-- START Source data --

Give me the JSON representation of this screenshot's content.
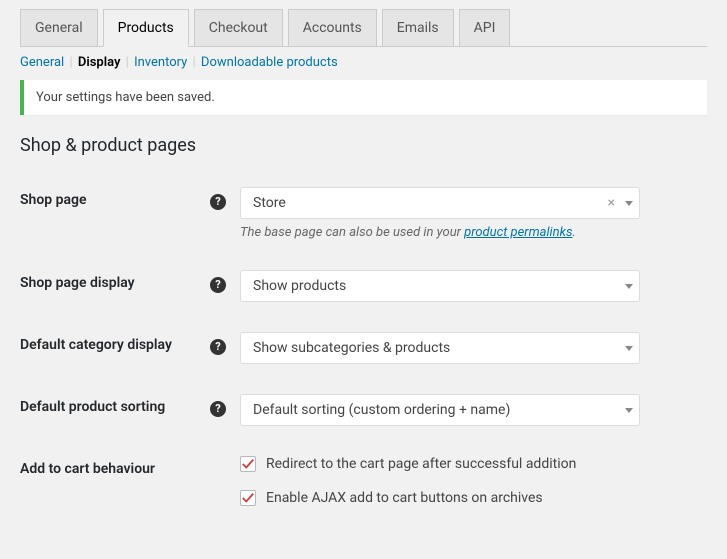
{
  "tabs": {
    "general": "General",
    "products": "Products",
    "checkout": "Checkout",
    "accounts": "Accounts",
    "emails": "Emails",
    "api": "API"
  },
  "subtabs": {
    "general": "General",
    "display": "Display",
    "inventory": "Inventory",
    "downloadable": "Downloadable products"
  },
  "notice": "Your settings have been saved.",
  "section_title": "Shop & product pages",
  "labels": {
    "shop_page": "Shop page",
    "shop_page_display": "Shop page display",
    "default_category_display": "Default category display",
    "default_product_sorting": "Default product sorting",
    "add_to_cart_behaviour": "Add to cart behaviour"
  },
  "values": {
    "shop_page": "Store",
    "shop_page_display": "Show products",
    "default_category_display": "Show subcategories & products",
    "default_product_sorting": "Default sorting (custom ordering + name)"
  },
  "description": {
    "shop_page_prefix": "The base page can also be used in your ",
    "shop_page_link": "product permalinks",
    "shop_page_suffix": "."
  },
  "checkboxes": {
    "redirect": "Redirect to the cart page after successful addition",
    "ajax": "Enable AJAX add to cart buttons on archives"
  }
}
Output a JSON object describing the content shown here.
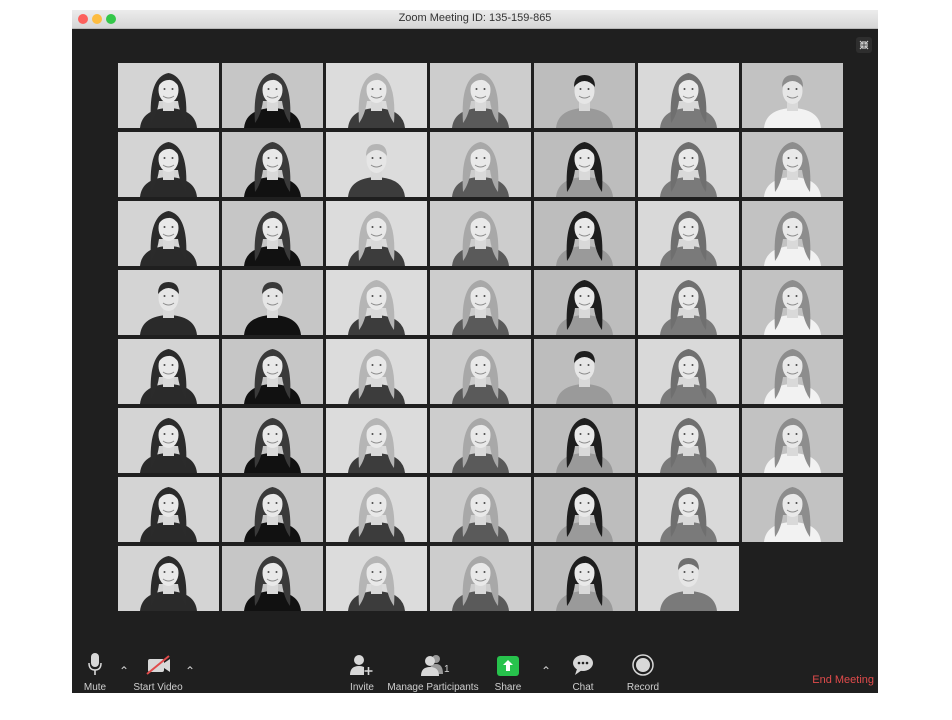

-- END Source data --

## Work to complete
Working from the material above, transcribe it exactly while omitting pictures.

## Answer below
Give me the JSON representation of this screenshot's content.
{
  "tabs": {
    "general": "General",
    "products": "Products",
    "checkout": "Checkout",
    "accounts": "Accounts",
    "emails": "Emails",
    "api": "API"
  },
  "subtabs": {
    "general": "General",
    "display": "Display",
    "inventory": "Inventory",
    "downloadable": "Downloadable products"
  },
  "notice": "Your settings have been saved.",
  "section_title": "Shop & product pages",
  "labels": {
    "shop_page": "Shop page",
    "shop_page_display": "Shop page display",
    "default_category_display": "Default category display",
    "default_product_sorting": "Default product sorting",
    "add_to_cart_behaviour": "Add to cart behaviour"
  },
  "values": {
    "shop_page": "Store",
    "shop_page_display": "Show products",
    "default_category_display": "Show subcategories & products",
    "default_product_sorting": "Default sorting (custom ordering + name)"
  },
  "description": {
    "shop_page_prefix": "The base page can also be used in your ",
    "shop_page_link": "product permalinks",
    "shop_page_suffix": "."
  },
  "checkboxes": {
    "redirect": "Redirect to the cart page after successful addition",
    "ajax": "Enable AJAX add to cart buttons on archives"
  }
}
Output a JSON object describing the content shown here.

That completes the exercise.